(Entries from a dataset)
◆ ◆ ◆ ◆ ◆
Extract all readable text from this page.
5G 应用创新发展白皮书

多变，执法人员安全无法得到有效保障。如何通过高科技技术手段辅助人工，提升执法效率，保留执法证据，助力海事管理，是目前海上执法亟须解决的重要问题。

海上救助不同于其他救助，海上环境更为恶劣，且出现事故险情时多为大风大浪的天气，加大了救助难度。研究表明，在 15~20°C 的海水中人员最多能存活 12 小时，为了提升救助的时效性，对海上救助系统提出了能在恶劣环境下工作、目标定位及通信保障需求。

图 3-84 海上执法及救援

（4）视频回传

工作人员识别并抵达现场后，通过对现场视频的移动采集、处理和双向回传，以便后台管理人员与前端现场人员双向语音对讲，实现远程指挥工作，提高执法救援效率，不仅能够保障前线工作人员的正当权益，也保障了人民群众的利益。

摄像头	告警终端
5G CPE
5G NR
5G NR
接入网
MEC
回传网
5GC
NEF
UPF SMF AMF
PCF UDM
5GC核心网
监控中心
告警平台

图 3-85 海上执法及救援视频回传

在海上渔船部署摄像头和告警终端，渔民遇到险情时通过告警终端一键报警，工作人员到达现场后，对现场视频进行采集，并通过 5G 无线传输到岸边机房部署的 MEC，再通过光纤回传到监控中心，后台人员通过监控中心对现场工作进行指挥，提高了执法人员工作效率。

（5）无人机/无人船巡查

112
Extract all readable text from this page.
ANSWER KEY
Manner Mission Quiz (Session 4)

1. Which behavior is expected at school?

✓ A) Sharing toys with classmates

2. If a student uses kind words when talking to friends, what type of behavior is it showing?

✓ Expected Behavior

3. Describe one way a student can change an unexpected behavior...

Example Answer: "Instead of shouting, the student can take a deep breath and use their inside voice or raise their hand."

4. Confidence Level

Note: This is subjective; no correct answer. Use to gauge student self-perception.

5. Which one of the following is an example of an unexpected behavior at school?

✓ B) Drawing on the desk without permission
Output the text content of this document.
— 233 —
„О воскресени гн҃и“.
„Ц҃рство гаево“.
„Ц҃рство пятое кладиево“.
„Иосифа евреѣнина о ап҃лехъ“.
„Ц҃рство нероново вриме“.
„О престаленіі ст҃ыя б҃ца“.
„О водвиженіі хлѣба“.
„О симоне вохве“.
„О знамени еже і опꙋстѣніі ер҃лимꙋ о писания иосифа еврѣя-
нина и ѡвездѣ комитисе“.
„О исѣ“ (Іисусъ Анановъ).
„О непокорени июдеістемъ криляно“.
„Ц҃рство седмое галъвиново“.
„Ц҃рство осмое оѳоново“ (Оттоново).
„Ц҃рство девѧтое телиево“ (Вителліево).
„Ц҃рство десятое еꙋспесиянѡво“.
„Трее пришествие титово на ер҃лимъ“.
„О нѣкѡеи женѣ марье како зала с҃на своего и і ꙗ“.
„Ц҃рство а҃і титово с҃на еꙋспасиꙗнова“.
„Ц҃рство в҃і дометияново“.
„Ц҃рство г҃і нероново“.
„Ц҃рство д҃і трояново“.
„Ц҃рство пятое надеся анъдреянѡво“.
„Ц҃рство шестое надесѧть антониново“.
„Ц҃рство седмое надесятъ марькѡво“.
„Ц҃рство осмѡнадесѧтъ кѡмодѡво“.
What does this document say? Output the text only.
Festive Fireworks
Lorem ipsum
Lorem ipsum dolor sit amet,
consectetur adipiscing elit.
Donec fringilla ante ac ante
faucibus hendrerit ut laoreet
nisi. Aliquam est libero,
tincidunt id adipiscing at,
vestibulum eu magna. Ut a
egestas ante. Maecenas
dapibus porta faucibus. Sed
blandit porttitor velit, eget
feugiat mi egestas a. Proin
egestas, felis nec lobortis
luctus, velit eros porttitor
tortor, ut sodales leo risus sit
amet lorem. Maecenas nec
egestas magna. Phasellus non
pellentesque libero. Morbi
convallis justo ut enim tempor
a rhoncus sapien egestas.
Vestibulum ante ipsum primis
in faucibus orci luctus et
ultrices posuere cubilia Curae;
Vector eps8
◆ ◆ ◆ ◆ ◆
» Stated goal
Type out the material again exactly as presented.

» Final result
Extract all readable text from this page.
5G 应用创新发展白皮书

多变，执法人员安全无法得到有效保障。如何通过高科技技术手段辅助人工，提升执法效率，保留执法证据，助力海事管理，是目前海上执法亟须解决的重要问题。

海上救助不同于其他救助，海上环境更为恶劣，且出现事故险情时多为大风大浪的天气，加大了救助难度。研究表明，在 15~20°C 的海水中人员最多能存活 12 小时，为了提升救助的时效性，对海上救助系统提出了能在恶劣环境下工作、目标定位及通信保障需求。

图 3-84 海上执法及救援

（4）视频回传

工作人员识别并抵达现场后，通过对现场视频的移动采集、处理和双向回传，以便后台管理人员与前端现场人员双向语音对讲，实现远程指挥工作，提高执法救援效率，不仅能够保障前线工作人员的正当权益，也保障了人民群众的利益。

摄像头	告警终端
5G CPE
5G NR
5G NR
接入网
MEC
回传网
5GC
NEF
UPF SMF AMF
PCF UDM
5GC核心网
监控中心
告警平台

图 3-85 海上执法及救援视频回传

在海上渔船部署摄像头和告警终端，渔民遇到险情时通过告警终端一键报警，工作人员到达现场后，对现场视频进行采集，并通过 5G 无线传输到岸边机房部署的 MEC，再通过光纤回传到监控中心，后台人员通过监控中心对现场工作进行指挥，提高了执法人员工作效率。

（5）无人机/无人船巡查

112
Extract all readable text from this page.
ANSWER KEY
Manner Mission Quiz (Session 4)

1. Which behavior is expected at school?

✓ A) Sharing toys with classmates

2. If a student uses kind words when talking to friends, what type of behavior is it showing?

✓ Expected Behavior

3. Describe one way a student can change an unexpected behavior...

Example Answer: "Instead of shouting, the student can take a deep breath and use their inside voice or raise their hand."

4. Confidence Level

Note: This is subjective; no correct answer. Use to gauge student self-perception.

5. Which one of the following is an example of an unexpected behavior at school?

✓ B) Drawing on the desk without permission
Output the text content of this document.
— 233 —
„О воскресени гн҃и“.
„Ц҃рство гаево“.
„Ц҃рство пятое кладиево“.
„Иосифа евреѣнина о ап҃лехъ“.
„Ц҃рство нероново вриме“.
„О престаленіі ст҃ыя б҃ца“.
„О водвиженіі хлѣба“.
„О симоне вохве“.
„О знамени еже і опꙋстѣніі ер҃лимꙋ о писания иосифа еврѣя-
нина и ѡвездѣ комитисе“.
„О исѣ“ (Іисусъ Анановъ).
„О непокорени июдеістемъ криляно“.
„Ц҃рство седмое галъвиново“.
„Ц҃рство осмое оѳоново“ (Оттоново).
„Ц҃рство девѧтое телиево“ (Вителліево).
„Ц҃рство десятое еꙋспесиянѡво“.
„Трее пришествие титово на ер҃лимъ“.
„О нѣкѡеи женѣ марье како зала с҃на своего и і ꙗ“.
„Ц҃рство а҃і титово с҃на еꙋспасиꙗнова“.
„Ц҃рство в҃і дометияново“.
„Ц҃рство г҃і нероново“.
„Ц҃рство д҃і трояново“.
„Ц҃рство пятое надеся анъдреянѡво“.
„Ц҃рство шестое надесѧть антониново“.
„Ц҃рство седмое надесятъ марькѡво“.
„Ц҃рство осмѡнадесѧтъ кѡмодѡво“.
What does this document say? Output the text only.
Festive Fireworks
Lorem ipsum
Lorem ipsum dolor sit amet,
consectetur adipiscing elit.
Donec fringilla ante ac ante
faucibus hendrerit ut laoreet
nisi. Aliquam est libero,
tincidunt id adipiscing at,
vestibulum eu magna. Ut a
egestas ante. Maecenas
dapibus porta faucibus. Sed
blandit porttitor velit, eget
feugiat mi egestas a. Proin
egestas, felis nec lobortis
luctus, velit eros porttitor
tortor, ut sodales leo risus sit
amet lorem. Maecenas nec
egestas magna. Phasellus non
pellentesque libero. Morbi
convallis justo ut enim tempor
a rhoncus sapien egestas.
Vestibulum ante ipsum primis
in faucibus orci luctus et
ultrices posuere cubilia Curae;
Vector eps8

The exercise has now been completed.